WHAT IS EXPECTED.
Write out the whole listing again, exactly as given.

— Start of THE INPUT —

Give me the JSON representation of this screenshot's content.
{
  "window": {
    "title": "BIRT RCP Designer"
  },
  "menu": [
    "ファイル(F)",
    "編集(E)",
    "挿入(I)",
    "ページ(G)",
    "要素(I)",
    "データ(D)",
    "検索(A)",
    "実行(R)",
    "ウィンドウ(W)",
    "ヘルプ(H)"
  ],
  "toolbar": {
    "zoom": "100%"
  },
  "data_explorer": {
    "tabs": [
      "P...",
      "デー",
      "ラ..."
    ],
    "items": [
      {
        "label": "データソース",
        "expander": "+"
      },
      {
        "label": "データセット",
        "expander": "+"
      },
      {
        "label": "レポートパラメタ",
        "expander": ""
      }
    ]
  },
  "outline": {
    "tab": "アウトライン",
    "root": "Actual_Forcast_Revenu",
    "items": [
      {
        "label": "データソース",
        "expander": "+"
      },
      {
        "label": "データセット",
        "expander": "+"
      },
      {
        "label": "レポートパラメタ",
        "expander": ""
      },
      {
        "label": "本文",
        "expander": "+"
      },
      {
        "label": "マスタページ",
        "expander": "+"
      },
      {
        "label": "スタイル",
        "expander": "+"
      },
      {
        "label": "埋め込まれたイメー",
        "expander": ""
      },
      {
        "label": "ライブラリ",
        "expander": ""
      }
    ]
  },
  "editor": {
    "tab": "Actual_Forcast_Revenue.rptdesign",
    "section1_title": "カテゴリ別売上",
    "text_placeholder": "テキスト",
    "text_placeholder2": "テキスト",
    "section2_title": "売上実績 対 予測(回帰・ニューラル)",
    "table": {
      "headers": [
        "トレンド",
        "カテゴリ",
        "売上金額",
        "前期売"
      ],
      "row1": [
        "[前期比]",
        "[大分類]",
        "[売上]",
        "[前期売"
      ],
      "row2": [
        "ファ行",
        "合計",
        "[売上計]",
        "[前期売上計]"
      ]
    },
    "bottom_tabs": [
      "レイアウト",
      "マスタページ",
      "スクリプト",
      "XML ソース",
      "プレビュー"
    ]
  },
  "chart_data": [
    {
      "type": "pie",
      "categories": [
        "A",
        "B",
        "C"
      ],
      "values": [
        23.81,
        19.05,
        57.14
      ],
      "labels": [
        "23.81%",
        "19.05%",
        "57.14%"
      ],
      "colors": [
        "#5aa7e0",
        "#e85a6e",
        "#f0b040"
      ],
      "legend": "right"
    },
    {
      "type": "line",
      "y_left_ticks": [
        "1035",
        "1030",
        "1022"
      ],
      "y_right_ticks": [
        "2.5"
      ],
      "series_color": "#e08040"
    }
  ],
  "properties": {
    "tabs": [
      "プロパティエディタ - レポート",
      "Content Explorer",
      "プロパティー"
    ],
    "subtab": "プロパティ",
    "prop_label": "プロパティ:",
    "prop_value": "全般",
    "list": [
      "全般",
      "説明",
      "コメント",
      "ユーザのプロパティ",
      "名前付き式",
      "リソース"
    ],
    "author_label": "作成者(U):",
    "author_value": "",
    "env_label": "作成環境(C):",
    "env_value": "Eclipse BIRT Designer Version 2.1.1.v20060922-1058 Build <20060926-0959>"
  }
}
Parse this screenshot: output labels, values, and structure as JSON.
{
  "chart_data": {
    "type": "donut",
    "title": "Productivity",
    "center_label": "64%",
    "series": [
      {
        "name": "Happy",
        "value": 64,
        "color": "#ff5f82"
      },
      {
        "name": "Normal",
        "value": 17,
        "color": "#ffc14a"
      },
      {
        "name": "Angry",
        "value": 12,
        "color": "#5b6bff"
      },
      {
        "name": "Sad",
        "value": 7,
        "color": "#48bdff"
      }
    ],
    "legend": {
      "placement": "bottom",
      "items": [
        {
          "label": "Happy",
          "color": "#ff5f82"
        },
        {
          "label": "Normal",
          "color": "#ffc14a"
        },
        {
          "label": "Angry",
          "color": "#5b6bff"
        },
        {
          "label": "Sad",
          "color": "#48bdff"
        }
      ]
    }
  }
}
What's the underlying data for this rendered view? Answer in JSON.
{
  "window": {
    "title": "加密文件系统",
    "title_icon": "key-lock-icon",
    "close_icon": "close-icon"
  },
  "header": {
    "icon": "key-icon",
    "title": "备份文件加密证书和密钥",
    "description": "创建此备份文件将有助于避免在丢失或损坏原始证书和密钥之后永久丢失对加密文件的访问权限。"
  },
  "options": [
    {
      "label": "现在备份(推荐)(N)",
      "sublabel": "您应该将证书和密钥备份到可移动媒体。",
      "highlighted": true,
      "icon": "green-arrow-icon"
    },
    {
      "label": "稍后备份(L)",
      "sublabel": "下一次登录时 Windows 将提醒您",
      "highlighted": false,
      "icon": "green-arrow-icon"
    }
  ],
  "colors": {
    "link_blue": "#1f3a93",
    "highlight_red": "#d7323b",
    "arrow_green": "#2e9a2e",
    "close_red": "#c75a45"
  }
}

— End of THE INPUT —

OUTPUT FOR THIS TASK.
Give me the JSON representation of this screenshot's content.
{
  "window": {
    "title": "BIRT RCP Designer"
  },
  "menu": [
    "ファイル(F)",
    "編集(E)",
    "挿入(I)",
    "ページ(G)",
    "要素(I)",
    "データ(D)",
    "検索(A)",
    "実行(R)",
    "ウィンドウ(W)",
    "ヘルプ(H)"
  ],
  "toolbar": {
    "zoom": "100%"
  },
  "data_explorer": {
    "tabs": [
      "P...",
      "デー",
      "ラ..."
    ],
    "items": [
      {
        "label": "データソース",
        "expander": "+"
      },
      {
        "label": "データセット",
        "expander": "+"
      },
      {
        "label": "レポートパラメタ",
        "expander": ""
      }
    ]
  },
  "outline": {
    "tab": "アウトライン",
    "root": "Actual_Forcast_Revenu",
    "items": [
      {
        "label": "データソース",
        "expander": "+"
      },
      {
        "label": "データセット",
        "expander": "+"
      },
      {
        "label": "レポートパラメタ",
        "expander": ""
      },
      {
        "label": "本文",
        "expander": "+"
      },
      {
        "label": "マスタページ",
        "expander": "+"
      },
      {
        "label": "スタイル",
        "expander": "+"
      },
      {
        "label": "埋め込まれたイメー",
        "expander": ""
      },
      {
        "label": "ライブラリ",
        "expander": ""
      }
    ]
  },
  "editor": {
    "tab": "Actual_Forcast_Revenue.rptdesign",
    "section1_title": "カテゴリ別売上",
    "text_placeholder": "テキスト",
    "text_placeholder2": "テキスト",
    "section2_title": "売上実績 対 予測(回帰・ニューラル)",
    "table": {
      "headers": [
        "トレンド",
        "カテゴリ",
        "売上金額",
        "前期売"
      ],
      "row1": [
        "[前期比]",
        "[大分類]",
        "[売上]",
        "[前期売"
      ],
      "row2": [
        "ファ行",
        "合計",
        "[売上計]",
        "[前期売上計]"
      ]
    },
    "bottom_tabs": [
      "レイアウト",
      "マスタページ",
      "スクリプト",
      "XML ソース",
      "プレビュー"
    ]
  },
  "chart_data": [
    {
      "type": "pie",
      "categories": [
        "A",
        "B",
        "C"
      ],
      "values": [
        23.81,
        19.05,
        57.14
      ],
      "labels": [
        "23.81%",
        "19.05%",
        "57.14%"
      ],
      "colors": [
        "#5aa7e0",
        "#e85a6e",
        "#f0b040"
      ],
      "legend": "right"
    },
    {
      "type": "line",
      "y_left_ticks": [
        "1035",
        "1030",
        "1022"
      ],
      "y_right_ticks": [
        "2.5"
      ],
      "series_color": "#e08040"
    }
  ],
  "properties": {
    "tabs": [
      "プロパティエディタ - レポート",
      "Content Explorer",
      "プロパティー"
    ],
    "subtab": "プロパティ",
    "prop_label": "プロパティ:",
    "prop_value": "全般",
    "list": [
      "全般",
      "説明",
      "コメント",
      "ユーザのプロパティ",
      "名前付き式",
      "リソース"
    ],
    "author_label": "作成者(U):",
    "author_value": "",
    "env_label": "作成環境(C):",
    "env_value": "Eclipse BIRT Designer Version 2.1.1.v20060922-1058 Build <20060926-0959>"
  }
}
Parse this screenshot: output labels, values, and structure as JSON.
{
  "chart_data": {
    "type": "donut",
    "title": "Productivity",
    "center_label": "64%",
    "series": [
      {
        "name": "Happy",
        "value": 64,
        "color": "#ff5f82"
      },
      {
        "name": "Normal",
        "value": 17,
        "color": "#ffc14a"
      },
      {
        "name": "Angry",
        "value": 12,
        "color": "#5b6bff"
      },
      {
        "name": "Sad",
        "value": 7,
        "color": "#48bdff"
      }
    ],
    "legend": {
      "placement": "bottom",
      "items": [
        {
          "label": "Happy",
          "color": "#ff5f82"
        },
        {
          "label": "Normal",
          "color": "#ffc14a"
        },
        {
          "label": "Angry",
          "color": "#5b6bff"
        },
        {
          "label": "Sad",
          "color": "#48bdff"
        }
      ]
    }
  }
}
What's the underlying data for this rendered view? Answer in JSON.
{
  "window": {
    "title": "加密文件系统",
    "title_icon": "key-lock-icon",
    "close_icon": "close-icon"
  },
  "header": {
    "icon": "key-icon",
    "title": "备份文件加密证书和密钥",
    "description": "创建此备份文件将有助于避免在丢失或损坏原始证书和密钥之后永久丢失对加密文件的访问权限。"
  },
  "options": [
    {
      "label": "现在备份(推荐)(N)",
      "sublabel": "您应该将证书和密钥备份到可移动媒体。",
      "highlighted": true,
      "icon": "green-arrow-icon"
    },
    {
      "label": "稍后备份(L)",
      "sublabel": "下一次登录时 Windows 将提醒您",
      "highlighted": false,
      "icon": "green-arrow-icon"
    }
  ],
  "colors": {
    "link_blue": "#1f3a93",
    "highlight_red": "#d7323b",
    "arrow_green": "#2e9a2e",
    "close_red": "#c75a45"
  }
}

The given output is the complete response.